Things to do –
1 - In the jq post, how long did looking up a single "id" value in the metadata file take?
2 - Please carry the jq post forward, writing the part that comes next after its final sentence.

Excerpt to read –
* * * * * * * * *

I spent a fair bit of time recently trying to figure out how to spend less of my time looking for data in JSON files that contain millions of objects. Since the solution I've come up with is working well enough for now, but was also non-obvious to me as I put it together, I figured I'd write it up.
Here's where I started:
- a file full of metadata: 2,199,547 lines of metadata I exported from a system in JSON format (one object per line)
- a file full of identifiers: 186,258 unique identifiers, also as JSON
- a goal: every line from the metadata file corresponding to each of the identifiers
If you're not familiar with JSON and the tool I'm going to talk about in this post, jq, I recommend working through "Reshaping JSON with JQ", a tutorial at The Programming Historian that uses data from twitter and an art museum as examples. It covers a lot of ground, especially the basics, better than I could.
This post might not make a lot of sense without that background, though I've tried to lay things out as clearly as I can. I'm going to start out by going through how I approached the problem and why I rejected a bunch of ideas I had at first. If that doesn't interest you, you can skip ahead to my solution.
the structure of the data
The lines in the metadata file look like this:1
{"id":"druid:fg419sg6615","title_ssi":"Palo Alto Railroad","accessioned_latest_dttsi":"2017-04-01T02:44:07Z","status_ssi":"v3 Accessioned"}
{"id":"druid:another_id","title_ssi":"another title","accessioned_latest_dttsi":"2017-04-01T02:44:07Z","status_ssi":"v3 Accessioned"}
{"id":"druid:unmatched_id","title_ssi":"not in the identifier file","accessioned_latest_dttsi":"2020-02-01T02:44:07Z","status_ssi":"v3 Accessioned"}
The lines in the identifier file look like this:
{"id":"druid:fg419sg6615"}
{"id":"druid:another_id"}
Other key features of the data:
- Each line in each file is unique
- Each "id" value is unique within each file
- Each "id" value in the identifier file matches an "id" value in the metadata file
That's basically it for the structure of the data. The files themselves are not particularly complex. The challenge is in the scale: there are ways to process a file with 2 million lines that are fast, and ways that are really slow.
the goal
Again, the result I wanted was:
- every line in the metadata file that
- has the same value for "id" as a line in the identifier file
And I wanted that result to also be JSON.
the solutions I rejected
The simplest way to do this, conceptually, would be to write a loop. Leaving aside the specifics of how to do this in any particular language, it could look something like:
for each line in the identifier file look for the same "id" value in the metadata file when you find it, output that metadata to a third file for storing results repeat until you've done this 185,000 times
The problem with this strategy is that it processes the metadata file once every time it runs through the loop. Even if that took only a second, it would take 185,000 seconds, or about 51 hours, to get through all of the ids.
Even worse, it took a lot more than one second to look up one value in the metadata file with a command like:
jq 'select(.id == "druid:fg419sg6615")'
It actually took more like 15 seconds for that one lookup. At that rate, 185,000 lookups would take about a month. That was clearly not something I was going to wait for.

* * * * * * * * *

Information provided –
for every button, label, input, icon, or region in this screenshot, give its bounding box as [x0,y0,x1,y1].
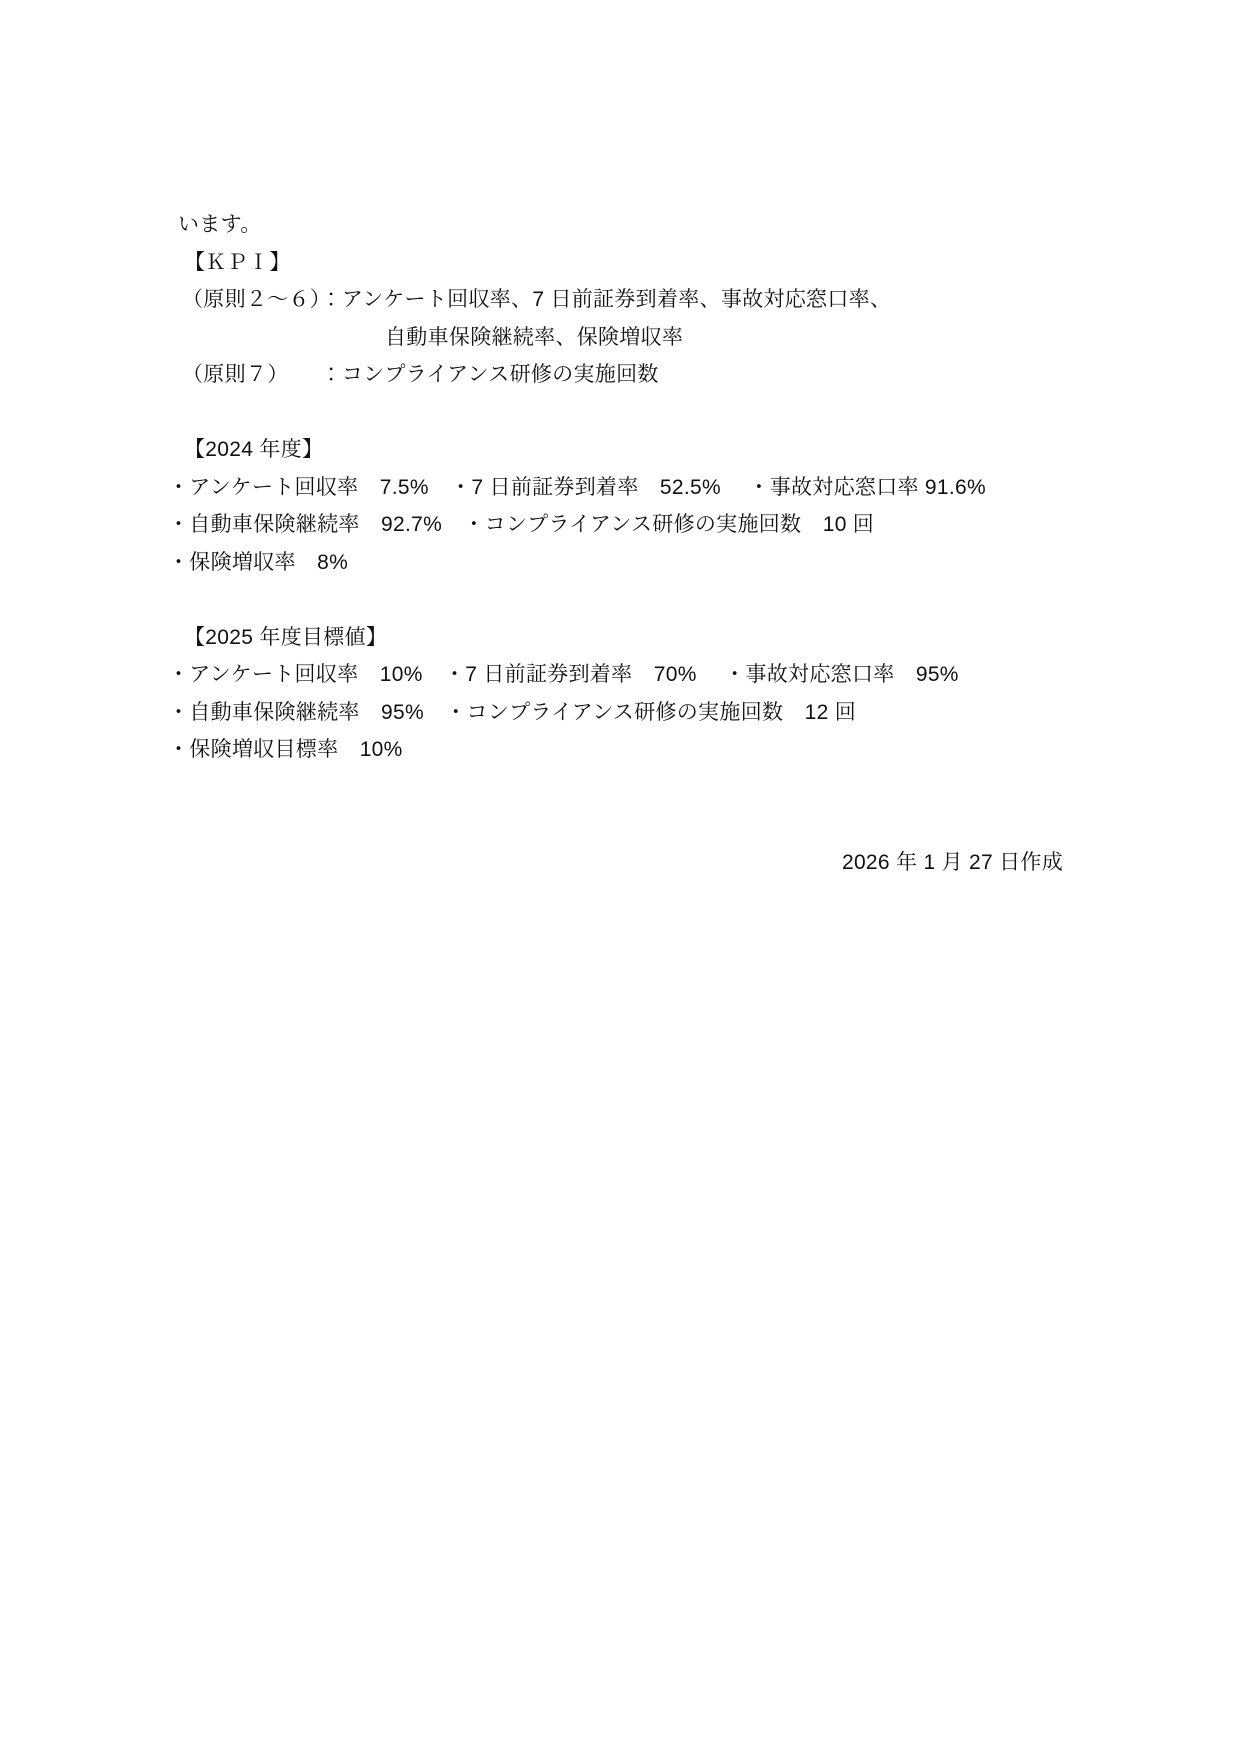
fy2025-metric-line: ・アンケート回収率 10% ・7 日前証券到着率 70% ・事故対応窓口率 95… [168,656,1063,694]
kpi-principle-7: （原則７） ：コンプライアンス研修の実施回数 [182,356,1063,394]
blank-line [168,806,1063,844]
blank-line [168,769,1063,807]
blank-line [168,394,1063,432]
fy2025-metric-line: ・保険増収目標率 10% [168,731,1063,769]
fy2024-metric-line: ・自動車保険継続率 92.7% ・コンプライアンス研修の実施回数 10 回 [168,506,1063,544]
fy2024-metric-line: ・保険増収率 8% [168,544,1063,582]
kpi-principles-2-6-continued: 自動車保険継続率、保険増収率 [385,319,1063,357]
fy2024-metric-line: ・アンケート回収率 7.5% ・7 日前証券到着率 52.5% ・事故対応窓口率… [168,469,1063,507]
fy2025-heading: 【2025 年度目標値】 [184,619,1063,657]
kpi-heading: 【ＫＰＩ】 [184,244,1063,282]
document-page: います。 【ＫＰＩ】 （原則２～６）：アンケート回収率、7 日前証券到着率、事故… [0,0,1240,1755]
kpi-principles-2-6: （原則２～６）：アンケート回収率、7 日前証券到着率、事故対応窓口率、 [182,281,1063,319]
fy2025-metric-line: ・自動車保険継続率 95% ・コンプライアンス研修の実施回数 12 回 [168,694,1063,732]
blank-line [168,581,1063,619]
fy2024-heading: 【2024 年度】 [184,431,1063,469]
document-content: います。 【ＫＰＩ】 （原則２～６）：アンケート回収率、7 日前証券到着率、事故… [168,206,1063,881]
intro-text: います。 [178,206,1063,244]
created-date: 2026 年 1 月 27 日作成 [168,844,1063,882]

* * * * * * * * *

Results by task –
1 - About 15 seconds.

2 -
So I looked at a few alternatives, based on what I've learned over the years about processing text files with command line tools. The main two I considered were:
1. using grep instead of jq
grep is incredibly fast at finding text in files. Since every identifier is unique, why not just grep for it? I tried this out and it's true: grep finds a single value in the metadata file much, much more quickly than the jq expression I used above.
The problem with using grep here is that it makes no use of the JSON structure, so it doesn't make a distinction between an identifier in the "id" field and the same string of text elsewhere in the file. It's possible to correct for this in how you write the command, but it's kind of annoying to have to do that when there's already a field right there that says "id".
2. using parallel processing
Instead of one looooong looooop, I considered using parallel processing to have the computer run as many lookups as possible at the same time. This way it would still make 185,000 lookups, but at least it would be running multiple lookups at the same time.
I'm not going to go into the details, but I did try both of these strategies together: I used GNU parallel to distribute as many as four grep commands at once. This went quickly enough that I could have accepted it as a solution and called it a day. But it still took over six hours, if not a literal day.
I knew there had to be a better way. And there was.
a solution: use a whole lot of memory but read the files only once
If you've read this far and you have experience parsing large files, you're probably wondering: why not just read through the files just once? Why take only one value at a time? Those are good questions!
When I started this process, I knew the loop would be slow and I knew it should be possible to search the metadata file for all of the "id" values I wanted at once. What I didn't know was how to actually do that. Which is why I explored the alternatives first. If they were good enough, I could stop there. But they weren't.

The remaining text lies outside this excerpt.